** START OF Data provided **
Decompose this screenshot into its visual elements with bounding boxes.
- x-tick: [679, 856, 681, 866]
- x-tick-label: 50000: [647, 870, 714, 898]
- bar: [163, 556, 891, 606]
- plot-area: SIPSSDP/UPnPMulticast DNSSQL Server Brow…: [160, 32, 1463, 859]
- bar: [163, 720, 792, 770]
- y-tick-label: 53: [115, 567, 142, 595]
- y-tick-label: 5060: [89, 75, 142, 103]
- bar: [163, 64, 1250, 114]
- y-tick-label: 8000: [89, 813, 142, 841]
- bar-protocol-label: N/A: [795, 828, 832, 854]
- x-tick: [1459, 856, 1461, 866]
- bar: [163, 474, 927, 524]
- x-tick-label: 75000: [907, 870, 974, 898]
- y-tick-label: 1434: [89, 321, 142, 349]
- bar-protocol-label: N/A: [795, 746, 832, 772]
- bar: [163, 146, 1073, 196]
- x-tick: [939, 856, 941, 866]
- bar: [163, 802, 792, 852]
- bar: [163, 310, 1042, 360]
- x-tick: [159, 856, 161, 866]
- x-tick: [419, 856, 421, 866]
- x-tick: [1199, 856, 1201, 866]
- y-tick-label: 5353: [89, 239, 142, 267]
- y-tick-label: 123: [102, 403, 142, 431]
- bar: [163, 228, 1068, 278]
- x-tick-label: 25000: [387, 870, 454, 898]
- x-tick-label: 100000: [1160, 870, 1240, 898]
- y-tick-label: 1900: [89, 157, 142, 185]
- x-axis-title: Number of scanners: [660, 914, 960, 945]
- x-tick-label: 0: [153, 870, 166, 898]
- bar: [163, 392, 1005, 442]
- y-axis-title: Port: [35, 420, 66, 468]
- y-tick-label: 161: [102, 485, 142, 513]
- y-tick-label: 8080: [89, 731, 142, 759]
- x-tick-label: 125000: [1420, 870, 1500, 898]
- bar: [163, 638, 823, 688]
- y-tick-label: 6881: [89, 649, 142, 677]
** END OF Data provided **
--- Goal of the exercise ---
Repeat the data above, swapping each "y-tick-label" for "port-label" and leaving everything else as it is.

--- Solution to this exercise ---
Decompose this screenshot into its visual elements with bounding boxes.
- x-tick: [679, 856, 681, 866]
- x-tick-label: 50000: [647, 870, 714, 898]
- bar: [163, 556, 891, 606]
- plot-area: SIPSSDP/UPnPMulticast DNSSQL Server Brow…: [160, 32, 1463, 859]
- bar: [163, 720, 792, 770]
- port-label: 53: [115, 567, 142, 595]
- port-label: 5060: [89, 75, 142, 103]
- bar: [163, 64, 1250, 114]
- port-label: 8000: [89, 813, 142, 841]
- bar-protocol-label: N/A: [795, 828, 832, 854]
- x-tick: [1459, 856, 1461, 866]
- bar: [163, 474, 927, 524]
- x-tick-label: 75000: [907, 870, 974, 898]
- port-label: 1434: [89, 321, 142, 349]
- bar-protocol-label: N/A: [795, 746, 832, 772]
- bar: [163, 146, 1073, 196]
- x-tick: [939, 856, 941, 866]
- bar: [163, 802, 792, 852]
- bar: [163, 310, 1042, 360]
- x-tick: [159, 856, 161, 866]
- x-tick: [419, 856, 421, 866]
- x-tick: [1199, 856, 1201, 866]
- port-label: 5353: [89, 239, 142, 267]
- port-label: 123: [102, 403, 142, 431]
- bar: [163, 228, 1068, 278]
- x-tick-label: 25000: [387, 870, 454, 898]
- x-tick-label: 100000: [1160, 870, 1240, 898]
- port-label: 1900: [89, 157, 142, 185]
- x-axis-title: Number of scanners: [660, 914, 960, 945]
- x-tick-label: 0: [153, 870, 166, 898]
- bar: [163, 392, 1005, 442]
- y-axis-title: Port: [35, 420, 66, 468]
- port-label: 161: [102, 485, 142, 513]
- port-label: 8080: [89, 731, 142, 759]
- x-tick-label: 125000: [1420, 870, 1500, 898]
- bar: [163, 638, 823, 688]
- port-label: 6881: [89, 649, 142, 677]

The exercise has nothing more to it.